Short task ::
Select the lines that contain "Resolutions" and copy each of them.

Available records ::
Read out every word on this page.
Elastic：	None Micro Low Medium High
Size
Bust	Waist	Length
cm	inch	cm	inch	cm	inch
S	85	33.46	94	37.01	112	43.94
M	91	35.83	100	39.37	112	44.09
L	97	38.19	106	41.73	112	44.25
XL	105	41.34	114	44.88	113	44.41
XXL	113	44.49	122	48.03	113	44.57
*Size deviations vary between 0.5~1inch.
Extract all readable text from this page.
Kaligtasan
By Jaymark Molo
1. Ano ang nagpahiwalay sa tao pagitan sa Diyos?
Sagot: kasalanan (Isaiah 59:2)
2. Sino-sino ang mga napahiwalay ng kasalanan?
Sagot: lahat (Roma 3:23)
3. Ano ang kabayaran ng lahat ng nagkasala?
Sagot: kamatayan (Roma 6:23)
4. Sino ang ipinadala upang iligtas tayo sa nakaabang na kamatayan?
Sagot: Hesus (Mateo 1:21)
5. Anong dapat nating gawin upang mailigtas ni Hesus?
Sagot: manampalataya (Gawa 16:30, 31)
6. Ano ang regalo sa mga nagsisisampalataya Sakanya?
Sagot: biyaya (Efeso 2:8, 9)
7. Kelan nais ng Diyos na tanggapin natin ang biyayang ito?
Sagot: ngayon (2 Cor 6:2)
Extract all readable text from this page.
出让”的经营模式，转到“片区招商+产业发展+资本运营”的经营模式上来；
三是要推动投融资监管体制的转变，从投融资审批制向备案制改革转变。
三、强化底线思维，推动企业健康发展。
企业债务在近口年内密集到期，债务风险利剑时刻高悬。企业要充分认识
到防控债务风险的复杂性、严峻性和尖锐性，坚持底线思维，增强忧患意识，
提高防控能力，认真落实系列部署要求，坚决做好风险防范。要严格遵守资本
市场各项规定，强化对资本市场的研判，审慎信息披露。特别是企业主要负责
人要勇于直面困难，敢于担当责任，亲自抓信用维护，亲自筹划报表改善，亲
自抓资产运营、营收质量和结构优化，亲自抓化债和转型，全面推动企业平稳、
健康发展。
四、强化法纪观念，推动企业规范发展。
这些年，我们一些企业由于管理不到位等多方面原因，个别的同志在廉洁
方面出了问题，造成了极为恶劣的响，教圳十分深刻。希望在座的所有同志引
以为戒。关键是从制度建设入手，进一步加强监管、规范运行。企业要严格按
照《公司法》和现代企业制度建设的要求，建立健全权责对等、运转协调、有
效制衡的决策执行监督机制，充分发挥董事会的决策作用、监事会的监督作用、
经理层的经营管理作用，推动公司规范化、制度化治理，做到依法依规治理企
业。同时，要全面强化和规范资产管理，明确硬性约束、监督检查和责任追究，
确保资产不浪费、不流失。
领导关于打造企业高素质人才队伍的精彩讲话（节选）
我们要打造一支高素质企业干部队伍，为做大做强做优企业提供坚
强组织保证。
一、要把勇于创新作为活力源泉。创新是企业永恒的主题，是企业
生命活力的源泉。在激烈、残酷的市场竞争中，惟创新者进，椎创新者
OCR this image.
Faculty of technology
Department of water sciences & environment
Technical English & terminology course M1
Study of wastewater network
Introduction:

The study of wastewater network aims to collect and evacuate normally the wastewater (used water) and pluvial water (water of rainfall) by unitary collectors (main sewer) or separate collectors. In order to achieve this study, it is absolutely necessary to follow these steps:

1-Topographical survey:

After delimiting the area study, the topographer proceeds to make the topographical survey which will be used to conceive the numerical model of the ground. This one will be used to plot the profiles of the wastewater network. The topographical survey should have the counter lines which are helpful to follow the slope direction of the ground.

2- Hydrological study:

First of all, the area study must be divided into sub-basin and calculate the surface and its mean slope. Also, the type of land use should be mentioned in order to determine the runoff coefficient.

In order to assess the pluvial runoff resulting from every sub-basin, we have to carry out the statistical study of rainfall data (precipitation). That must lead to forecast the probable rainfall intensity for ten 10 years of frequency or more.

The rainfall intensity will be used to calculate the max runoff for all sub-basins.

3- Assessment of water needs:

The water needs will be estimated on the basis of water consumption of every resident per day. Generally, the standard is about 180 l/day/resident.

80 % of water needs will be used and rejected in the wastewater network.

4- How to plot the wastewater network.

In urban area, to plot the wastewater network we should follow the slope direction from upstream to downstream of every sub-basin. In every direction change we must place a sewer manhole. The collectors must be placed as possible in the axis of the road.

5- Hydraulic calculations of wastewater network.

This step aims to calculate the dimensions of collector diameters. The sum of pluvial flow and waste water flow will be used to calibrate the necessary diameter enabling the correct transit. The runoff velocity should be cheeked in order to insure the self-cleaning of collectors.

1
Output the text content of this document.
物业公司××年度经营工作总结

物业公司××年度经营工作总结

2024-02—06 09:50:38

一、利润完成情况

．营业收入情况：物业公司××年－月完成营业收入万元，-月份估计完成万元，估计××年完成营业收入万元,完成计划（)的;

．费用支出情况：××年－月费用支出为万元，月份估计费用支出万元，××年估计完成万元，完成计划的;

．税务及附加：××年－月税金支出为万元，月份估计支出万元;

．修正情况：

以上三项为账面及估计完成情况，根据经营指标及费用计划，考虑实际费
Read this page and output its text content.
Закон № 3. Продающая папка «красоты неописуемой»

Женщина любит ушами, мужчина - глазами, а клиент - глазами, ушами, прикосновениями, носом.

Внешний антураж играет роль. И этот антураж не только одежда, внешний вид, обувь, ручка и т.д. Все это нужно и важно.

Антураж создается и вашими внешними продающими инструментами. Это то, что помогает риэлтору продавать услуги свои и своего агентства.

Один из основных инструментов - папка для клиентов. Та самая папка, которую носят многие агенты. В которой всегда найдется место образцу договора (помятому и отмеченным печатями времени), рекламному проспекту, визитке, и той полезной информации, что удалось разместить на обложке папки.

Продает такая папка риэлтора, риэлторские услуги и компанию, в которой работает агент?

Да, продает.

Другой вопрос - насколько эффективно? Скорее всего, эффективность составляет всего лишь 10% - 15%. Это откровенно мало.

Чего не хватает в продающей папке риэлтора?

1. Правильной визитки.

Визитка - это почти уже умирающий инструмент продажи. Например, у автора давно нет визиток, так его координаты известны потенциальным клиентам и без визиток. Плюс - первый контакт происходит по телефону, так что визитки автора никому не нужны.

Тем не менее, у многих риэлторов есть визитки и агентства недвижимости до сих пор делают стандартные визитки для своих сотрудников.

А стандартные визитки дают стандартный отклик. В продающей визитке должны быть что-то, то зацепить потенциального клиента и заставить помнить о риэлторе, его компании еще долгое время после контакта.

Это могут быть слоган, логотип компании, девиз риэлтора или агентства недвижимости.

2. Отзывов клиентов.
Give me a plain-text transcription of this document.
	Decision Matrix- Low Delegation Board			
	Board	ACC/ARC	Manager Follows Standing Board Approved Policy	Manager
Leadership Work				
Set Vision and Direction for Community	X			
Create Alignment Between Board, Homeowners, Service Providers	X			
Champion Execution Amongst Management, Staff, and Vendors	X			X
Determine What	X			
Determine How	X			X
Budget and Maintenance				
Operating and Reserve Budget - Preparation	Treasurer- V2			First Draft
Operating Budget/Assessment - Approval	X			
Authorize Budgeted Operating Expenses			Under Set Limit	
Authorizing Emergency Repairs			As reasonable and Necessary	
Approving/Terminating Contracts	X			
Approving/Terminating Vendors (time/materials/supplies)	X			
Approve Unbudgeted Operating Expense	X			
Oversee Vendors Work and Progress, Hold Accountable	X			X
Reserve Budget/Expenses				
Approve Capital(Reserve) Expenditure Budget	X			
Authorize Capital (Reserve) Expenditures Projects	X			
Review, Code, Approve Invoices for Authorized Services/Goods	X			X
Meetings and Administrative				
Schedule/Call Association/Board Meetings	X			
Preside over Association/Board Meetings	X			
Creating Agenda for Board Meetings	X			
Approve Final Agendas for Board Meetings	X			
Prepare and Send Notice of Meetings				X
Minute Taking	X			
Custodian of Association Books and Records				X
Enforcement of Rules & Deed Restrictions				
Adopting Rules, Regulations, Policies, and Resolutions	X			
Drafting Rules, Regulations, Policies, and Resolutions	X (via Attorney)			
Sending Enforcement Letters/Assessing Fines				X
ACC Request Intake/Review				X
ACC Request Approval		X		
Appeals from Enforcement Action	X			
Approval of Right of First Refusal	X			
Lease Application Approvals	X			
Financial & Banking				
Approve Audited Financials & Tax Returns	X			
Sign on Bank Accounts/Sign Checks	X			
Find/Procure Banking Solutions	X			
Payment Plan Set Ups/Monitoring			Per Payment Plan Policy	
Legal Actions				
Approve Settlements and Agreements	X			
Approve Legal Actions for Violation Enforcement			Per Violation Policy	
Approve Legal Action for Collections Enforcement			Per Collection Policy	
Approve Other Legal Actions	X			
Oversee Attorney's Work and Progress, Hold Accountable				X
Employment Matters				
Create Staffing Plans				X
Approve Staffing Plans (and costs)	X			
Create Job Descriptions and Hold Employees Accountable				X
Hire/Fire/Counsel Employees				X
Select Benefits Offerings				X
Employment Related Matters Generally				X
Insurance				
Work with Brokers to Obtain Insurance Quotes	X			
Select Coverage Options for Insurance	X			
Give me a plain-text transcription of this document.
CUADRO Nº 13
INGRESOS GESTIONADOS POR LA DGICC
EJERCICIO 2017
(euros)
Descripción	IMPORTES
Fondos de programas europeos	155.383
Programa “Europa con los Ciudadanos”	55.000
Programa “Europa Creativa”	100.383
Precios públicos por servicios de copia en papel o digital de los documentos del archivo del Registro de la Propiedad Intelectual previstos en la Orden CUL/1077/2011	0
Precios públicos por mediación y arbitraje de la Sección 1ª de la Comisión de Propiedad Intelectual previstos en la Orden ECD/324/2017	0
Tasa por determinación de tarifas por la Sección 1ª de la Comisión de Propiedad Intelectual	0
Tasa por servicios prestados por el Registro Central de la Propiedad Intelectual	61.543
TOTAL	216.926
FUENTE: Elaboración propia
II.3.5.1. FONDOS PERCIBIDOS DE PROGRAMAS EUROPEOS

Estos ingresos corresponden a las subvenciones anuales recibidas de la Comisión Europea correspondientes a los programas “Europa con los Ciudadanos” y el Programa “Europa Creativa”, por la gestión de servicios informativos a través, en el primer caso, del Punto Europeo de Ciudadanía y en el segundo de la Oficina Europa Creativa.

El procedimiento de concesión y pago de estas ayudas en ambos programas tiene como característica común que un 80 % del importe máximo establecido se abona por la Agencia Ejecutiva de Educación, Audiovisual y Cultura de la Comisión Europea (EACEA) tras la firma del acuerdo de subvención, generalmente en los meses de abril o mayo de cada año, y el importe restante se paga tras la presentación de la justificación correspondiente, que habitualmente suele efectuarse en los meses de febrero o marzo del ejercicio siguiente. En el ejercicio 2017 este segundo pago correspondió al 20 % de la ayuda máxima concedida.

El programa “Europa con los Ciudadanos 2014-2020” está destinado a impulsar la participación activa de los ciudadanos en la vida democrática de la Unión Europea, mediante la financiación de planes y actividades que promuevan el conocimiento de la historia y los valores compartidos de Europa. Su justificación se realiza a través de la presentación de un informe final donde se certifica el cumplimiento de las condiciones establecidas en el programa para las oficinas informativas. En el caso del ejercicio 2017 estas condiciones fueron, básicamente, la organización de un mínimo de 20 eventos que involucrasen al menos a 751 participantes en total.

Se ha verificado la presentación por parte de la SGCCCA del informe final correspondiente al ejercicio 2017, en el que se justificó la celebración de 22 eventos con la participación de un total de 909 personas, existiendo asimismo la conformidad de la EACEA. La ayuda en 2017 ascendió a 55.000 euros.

Answer to the problem ::
Adopting Rules, Regulations, Policies, and Resolutions	X			
Drafting Rules, Regulations, Policies, and Resolutions	X (via Attorney)			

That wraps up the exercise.